-- begin GIVEN INFORMATION --
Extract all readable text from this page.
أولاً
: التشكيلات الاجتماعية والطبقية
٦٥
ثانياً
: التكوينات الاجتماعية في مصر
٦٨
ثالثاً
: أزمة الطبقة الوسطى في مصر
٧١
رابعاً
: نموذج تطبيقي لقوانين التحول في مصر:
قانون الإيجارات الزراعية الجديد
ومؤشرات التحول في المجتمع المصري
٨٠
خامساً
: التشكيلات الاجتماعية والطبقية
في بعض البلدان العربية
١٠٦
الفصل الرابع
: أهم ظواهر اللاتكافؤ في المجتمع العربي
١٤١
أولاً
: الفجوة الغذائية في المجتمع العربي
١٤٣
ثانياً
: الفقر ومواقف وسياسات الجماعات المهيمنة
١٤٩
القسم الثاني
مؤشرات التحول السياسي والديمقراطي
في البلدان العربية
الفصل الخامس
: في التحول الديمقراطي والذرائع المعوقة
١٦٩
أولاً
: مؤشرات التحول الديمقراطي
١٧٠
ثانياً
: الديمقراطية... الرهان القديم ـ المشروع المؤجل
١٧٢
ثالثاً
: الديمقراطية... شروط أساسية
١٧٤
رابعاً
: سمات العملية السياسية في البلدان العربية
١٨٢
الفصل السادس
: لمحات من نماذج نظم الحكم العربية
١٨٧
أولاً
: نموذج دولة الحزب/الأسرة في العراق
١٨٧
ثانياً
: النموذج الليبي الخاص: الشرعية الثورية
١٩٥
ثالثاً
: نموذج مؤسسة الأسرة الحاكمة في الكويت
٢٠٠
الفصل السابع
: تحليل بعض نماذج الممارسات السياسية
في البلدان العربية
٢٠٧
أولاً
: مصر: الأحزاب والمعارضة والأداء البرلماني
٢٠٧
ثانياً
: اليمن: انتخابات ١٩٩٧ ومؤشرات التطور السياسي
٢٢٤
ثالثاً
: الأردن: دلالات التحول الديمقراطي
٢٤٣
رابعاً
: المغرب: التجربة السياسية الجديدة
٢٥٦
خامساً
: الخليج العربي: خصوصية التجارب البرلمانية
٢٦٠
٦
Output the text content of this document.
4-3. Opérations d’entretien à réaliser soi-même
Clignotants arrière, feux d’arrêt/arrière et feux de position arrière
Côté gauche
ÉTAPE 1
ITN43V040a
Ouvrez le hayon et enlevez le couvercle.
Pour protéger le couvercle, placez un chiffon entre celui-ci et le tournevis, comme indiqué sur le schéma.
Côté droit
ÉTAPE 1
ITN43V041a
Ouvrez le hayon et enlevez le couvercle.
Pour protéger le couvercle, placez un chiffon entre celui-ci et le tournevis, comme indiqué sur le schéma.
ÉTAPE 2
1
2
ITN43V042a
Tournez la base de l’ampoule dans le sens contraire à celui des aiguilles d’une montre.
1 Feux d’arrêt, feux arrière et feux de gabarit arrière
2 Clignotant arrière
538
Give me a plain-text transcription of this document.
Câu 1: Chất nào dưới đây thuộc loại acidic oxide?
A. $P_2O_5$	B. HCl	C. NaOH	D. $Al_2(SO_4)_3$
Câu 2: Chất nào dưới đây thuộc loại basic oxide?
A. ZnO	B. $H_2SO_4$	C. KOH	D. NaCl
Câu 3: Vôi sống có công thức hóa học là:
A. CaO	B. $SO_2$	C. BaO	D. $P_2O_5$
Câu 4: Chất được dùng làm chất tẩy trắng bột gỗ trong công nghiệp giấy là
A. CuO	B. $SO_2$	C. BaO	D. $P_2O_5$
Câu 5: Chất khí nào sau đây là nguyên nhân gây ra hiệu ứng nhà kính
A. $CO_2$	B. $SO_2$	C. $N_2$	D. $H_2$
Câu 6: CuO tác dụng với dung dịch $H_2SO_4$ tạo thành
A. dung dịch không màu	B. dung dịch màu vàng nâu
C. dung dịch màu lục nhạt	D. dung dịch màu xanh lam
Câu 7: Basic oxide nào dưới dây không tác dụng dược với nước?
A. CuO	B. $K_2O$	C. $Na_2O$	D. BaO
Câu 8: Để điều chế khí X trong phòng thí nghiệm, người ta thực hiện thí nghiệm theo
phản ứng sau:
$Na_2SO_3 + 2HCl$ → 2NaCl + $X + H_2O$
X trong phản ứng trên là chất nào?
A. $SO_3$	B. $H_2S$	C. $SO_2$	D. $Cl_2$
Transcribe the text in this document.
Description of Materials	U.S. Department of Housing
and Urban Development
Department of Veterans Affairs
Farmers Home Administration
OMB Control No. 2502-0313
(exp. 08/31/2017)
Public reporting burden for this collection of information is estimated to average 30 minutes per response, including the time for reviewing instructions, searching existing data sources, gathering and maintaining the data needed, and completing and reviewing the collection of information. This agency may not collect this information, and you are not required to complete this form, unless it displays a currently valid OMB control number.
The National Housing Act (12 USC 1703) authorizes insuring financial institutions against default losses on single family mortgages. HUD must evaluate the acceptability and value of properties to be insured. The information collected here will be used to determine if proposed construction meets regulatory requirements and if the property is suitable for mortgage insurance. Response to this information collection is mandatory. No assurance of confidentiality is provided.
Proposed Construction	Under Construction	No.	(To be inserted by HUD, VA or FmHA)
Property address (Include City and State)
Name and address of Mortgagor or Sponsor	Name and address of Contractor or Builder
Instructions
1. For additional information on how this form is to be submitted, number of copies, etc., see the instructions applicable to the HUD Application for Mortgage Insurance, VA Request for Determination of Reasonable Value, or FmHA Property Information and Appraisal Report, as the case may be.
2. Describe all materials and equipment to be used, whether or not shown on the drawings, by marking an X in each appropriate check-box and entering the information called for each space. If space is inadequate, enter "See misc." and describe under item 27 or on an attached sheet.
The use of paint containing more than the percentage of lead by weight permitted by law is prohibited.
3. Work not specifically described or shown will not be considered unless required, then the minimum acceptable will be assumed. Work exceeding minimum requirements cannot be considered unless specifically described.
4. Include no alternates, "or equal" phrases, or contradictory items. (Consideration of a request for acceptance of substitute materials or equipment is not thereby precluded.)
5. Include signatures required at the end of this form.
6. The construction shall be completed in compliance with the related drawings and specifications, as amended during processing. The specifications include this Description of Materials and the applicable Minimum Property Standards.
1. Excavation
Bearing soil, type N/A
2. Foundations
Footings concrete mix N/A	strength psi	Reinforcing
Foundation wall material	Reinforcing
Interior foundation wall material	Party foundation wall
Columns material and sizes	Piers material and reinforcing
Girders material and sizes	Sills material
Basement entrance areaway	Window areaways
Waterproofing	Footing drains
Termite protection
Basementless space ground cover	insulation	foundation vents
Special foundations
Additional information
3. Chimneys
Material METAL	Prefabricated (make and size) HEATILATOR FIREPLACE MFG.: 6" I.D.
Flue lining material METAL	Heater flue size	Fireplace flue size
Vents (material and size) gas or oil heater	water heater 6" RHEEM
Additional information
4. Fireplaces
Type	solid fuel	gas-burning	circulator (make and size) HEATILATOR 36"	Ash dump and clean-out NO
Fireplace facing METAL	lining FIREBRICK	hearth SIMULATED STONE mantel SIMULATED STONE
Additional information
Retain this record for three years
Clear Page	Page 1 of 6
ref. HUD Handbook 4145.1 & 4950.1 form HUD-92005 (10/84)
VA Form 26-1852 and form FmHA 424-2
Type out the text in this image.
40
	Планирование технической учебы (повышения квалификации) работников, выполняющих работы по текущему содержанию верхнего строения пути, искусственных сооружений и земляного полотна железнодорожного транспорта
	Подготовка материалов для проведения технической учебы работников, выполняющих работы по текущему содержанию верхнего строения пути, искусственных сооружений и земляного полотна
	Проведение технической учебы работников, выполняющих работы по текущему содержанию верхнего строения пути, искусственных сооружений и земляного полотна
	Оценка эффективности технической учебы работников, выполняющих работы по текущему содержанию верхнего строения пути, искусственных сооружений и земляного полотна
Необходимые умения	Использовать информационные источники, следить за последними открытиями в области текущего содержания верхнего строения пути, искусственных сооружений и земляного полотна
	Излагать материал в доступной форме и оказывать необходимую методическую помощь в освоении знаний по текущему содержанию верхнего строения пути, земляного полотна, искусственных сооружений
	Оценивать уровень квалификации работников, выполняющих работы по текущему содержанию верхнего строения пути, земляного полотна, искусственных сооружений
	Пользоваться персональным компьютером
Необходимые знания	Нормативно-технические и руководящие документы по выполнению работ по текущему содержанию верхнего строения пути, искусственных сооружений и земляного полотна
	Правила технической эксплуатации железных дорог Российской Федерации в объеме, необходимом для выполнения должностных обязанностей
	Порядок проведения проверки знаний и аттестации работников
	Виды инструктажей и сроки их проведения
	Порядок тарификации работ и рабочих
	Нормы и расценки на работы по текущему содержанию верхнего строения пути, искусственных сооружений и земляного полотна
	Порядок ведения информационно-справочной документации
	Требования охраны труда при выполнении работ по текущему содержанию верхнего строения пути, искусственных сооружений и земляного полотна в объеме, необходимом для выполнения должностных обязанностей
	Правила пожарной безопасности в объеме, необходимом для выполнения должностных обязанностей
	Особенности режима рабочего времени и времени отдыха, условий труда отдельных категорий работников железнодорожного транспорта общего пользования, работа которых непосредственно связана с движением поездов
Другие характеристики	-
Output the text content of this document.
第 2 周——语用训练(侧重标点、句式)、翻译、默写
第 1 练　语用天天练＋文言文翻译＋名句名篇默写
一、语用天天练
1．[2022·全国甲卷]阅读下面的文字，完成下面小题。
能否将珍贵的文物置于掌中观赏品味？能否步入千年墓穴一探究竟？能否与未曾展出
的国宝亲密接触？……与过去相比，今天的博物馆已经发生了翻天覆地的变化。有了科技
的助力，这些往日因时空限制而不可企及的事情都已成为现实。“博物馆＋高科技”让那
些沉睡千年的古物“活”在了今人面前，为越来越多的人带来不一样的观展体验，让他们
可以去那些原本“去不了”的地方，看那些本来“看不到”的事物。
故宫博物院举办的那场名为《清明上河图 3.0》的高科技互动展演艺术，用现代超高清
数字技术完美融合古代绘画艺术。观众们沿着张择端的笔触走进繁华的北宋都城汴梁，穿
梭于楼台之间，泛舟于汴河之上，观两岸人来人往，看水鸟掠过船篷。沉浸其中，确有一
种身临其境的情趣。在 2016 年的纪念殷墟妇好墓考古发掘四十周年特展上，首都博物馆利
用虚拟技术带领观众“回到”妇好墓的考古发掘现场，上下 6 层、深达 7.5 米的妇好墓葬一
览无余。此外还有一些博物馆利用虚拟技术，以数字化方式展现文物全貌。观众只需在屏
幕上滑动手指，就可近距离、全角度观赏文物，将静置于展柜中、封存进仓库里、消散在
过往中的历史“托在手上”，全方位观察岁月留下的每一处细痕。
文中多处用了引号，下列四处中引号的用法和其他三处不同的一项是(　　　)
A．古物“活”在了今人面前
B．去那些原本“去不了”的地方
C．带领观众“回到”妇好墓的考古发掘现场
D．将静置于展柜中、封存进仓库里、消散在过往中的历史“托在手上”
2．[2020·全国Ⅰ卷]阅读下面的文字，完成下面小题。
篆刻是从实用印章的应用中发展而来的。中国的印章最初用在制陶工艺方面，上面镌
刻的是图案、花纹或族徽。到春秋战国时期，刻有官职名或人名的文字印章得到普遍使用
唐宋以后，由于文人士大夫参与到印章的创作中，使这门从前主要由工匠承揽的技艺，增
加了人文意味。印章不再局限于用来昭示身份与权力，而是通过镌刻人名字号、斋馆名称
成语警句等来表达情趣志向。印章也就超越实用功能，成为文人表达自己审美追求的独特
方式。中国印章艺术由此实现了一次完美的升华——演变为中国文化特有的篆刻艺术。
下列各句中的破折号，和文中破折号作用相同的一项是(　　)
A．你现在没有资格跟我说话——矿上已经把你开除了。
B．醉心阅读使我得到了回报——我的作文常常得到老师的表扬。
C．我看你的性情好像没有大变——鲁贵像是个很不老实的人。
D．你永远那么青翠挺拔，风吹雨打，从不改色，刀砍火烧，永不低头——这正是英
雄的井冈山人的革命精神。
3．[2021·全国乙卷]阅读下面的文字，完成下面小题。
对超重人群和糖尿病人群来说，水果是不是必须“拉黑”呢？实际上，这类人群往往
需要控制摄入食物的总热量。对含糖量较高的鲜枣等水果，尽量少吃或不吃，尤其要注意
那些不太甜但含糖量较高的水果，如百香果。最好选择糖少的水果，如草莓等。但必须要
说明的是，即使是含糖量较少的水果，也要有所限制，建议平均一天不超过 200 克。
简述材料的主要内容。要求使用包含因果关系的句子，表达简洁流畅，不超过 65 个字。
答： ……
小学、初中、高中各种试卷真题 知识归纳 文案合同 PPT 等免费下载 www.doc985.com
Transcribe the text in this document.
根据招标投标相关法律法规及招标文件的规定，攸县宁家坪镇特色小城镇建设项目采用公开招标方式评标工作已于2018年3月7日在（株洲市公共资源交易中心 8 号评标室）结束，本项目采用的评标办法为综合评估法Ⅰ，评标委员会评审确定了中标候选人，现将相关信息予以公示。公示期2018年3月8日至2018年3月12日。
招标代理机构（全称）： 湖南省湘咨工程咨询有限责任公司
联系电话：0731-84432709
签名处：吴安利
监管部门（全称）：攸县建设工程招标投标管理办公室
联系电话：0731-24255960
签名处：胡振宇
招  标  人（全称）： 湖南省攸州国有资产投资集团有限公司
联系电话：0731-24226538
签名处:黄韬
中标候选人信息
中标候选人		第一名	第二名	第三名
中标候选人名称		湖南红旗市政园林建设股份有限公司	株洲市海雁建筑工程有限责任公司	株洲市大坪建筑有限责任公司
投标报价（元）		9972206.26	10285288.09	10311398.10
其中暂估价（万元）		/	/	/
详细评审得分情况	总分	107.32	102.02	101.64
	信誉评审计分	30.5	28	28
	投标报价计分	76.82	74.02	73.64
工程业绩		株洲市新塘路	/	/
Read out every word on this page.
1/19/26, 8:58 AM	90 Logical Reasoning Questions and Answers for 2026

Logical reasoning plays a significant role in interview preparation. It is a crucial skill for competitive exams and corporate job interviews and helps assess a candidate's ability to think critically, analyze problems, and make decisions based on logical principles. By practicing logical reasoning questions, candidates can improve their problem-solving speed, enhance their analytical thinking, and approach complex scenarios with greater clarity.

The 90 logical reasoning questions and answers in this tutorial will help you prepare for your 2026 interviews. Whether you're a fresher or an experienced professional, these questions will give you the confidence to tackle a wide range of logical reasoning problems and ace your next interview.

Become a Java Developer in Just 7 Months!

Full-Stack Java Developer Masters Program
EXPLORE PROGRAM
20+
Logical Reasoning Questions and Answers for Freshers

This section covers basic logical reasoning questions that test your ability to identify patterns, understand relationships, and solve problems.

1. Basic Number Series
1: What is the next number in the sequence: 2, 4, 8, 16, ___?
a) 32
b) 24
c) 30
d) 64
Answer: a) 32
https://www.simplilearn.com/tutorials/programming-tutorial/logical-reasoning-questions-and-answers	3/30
-- end GIVEN INFORMATION --
(EXERCISE BRIEF)
Count how many lines above contain the word "نماذج". Reply with the number alone.

(TASK OUTPUT)
2